(Document passage):
_____
The communication between these various actors and echelons of the colonial government constituted the bulk of the archival records. Its analysis reveals that the planning of housing was highly bureaucratic and centralized with insufficient exchange of information between the metropole and the colony. The procedures were lengthy and time consuming; the decision-making, even for rather minor issues such as appointment of Town Planning Advisers, was marked by internal conflicts and might take years to conclude. The institutions were ill prepared and, though working simultaneously, they were poorly coordinated. The multiplicity of actors stood in contrast with the constant lack of qualified personnel.
The mismatch appeared very striking and somehow illogical to me. Despite the widespread acknowledgment that housing (and town planning) should have upmost priority within the colonial administration, there was a constant shortage of houses and, if they were made available, the conditions were either deplorable or non-affordable to the majority of the workers and most of the low-income households. The planning failed. Something went wrong along the way.
I could not put my finger on it. Was it the lack of finance, building material and professional personnel (in particular during the war years)? Or was the fact that housing was treated as a technical matter, a depersonalized and a depoliticized one, as if one universal (but intrinsically British) solution was applicable in all colonies, to blame? Could it have been because housing was rather a means to achieve other ends such as sanitation, productivity, control, or pacification than an end in itself? Or was it in the end the lack of political will to implement the resolutions? Most certainly a combination of these.
The records in Kew represent only part of the answer, the official mind: technical and financial matters, building materials, organizational structure. That is one possible way to talk about housing. It remains, however, incomplete. It reveals only very little about what housing meant to its recipients, what type of building materials they desired, or if communal washing facilities were their preferred choice, etc. To complement these voices and fill in the gaps, my next research stay takes me to the Kenyan National Archives in Nairobi.
_____
(Supplied information):
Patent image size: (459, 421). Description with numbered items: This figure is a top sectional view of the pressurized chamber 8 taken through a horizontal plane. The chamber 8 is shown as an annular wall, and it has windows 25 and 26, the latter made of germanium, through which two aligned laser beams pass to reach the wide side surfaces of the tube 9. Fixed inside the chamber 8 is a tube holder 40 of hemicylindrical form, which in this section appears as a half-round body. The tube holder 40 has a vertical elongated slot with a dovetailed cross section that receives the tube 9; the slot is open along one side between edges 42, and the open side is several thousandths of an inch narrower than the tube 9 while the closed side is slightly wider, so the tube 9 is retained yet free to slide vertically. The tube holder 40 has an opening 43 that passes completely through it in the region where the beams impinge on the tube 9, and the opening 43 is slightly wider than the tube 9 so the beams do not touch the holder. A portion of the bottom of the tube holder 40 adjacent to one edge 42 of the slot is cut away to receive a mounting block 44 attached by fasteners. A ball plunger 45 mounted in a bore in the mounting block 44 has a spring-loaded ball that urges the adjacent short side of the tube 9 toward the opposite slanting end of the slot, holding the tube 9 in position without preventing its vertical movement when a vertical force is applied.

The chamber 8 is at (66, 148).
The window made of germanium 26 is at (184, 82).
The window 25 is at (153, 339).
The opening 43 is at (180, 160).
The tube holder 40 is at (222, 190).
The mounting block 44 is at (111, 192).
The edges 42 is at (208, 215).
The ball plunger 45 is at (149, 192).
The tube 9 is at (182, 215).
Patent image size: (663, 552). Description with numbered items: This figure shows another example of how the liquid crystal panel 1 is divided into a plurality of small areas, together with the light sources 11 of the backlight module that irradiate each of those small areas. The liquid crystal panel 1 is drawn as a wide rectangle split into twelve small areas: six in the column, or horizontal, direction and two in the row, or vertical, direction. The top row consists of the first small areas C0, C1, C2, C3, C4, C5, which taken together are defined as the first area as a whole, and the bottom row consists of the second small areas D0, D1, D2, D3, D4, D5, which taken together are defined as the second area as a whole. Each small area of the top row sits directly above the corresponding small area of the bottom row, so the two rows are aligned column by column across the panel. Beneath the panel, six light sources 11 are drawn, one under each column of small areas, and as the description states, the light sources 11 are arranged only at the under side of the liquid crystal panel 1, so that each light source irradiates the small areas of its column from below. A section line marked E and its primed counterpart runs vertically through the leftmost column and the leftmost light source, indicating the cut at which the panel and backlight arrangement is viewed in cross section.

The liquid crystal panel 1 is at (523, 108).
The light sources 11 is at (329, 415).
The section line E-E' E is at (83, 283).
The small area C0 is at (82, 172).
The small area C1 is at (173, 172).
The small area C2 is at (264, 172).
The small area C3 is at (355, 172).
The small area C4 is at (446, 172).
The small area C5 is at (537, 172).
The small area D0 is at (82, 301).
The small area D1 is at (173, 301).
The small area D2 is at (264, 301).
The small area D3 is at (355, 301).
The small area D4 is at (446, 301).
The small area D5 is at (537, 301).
_____
(Task list):
A. Reproduce the part of the colonial housing passage starting at "The records in" and ending at "Archives in Nairobi.".
B. According to the colonial housing passage, where does the writer's next research stay take place?
C. List the other ends that, according to the colonial housing passage, housing may have been a means to achieve.
Rely on the colonial housing passage alone, not on the items.

(Per-task answers):
A.
The records in Kew represent only part of the answer, the official mind: technical and financial matters, building materials, organizational structure. That is one possible way to talk about housing. It remains, however, incomplete. It reveals only very little about what housing meant to its recipients, what type of building materials they desired, or if communal washing facilities were their preferred choice, etc. To complement these voices and fill in the gaps, my next research stay takes me to the Kenyan National Archives in Nairobi.

B. The Kenyan National Archives in Nairobi.

C. Sanitation, productivity, control, pacification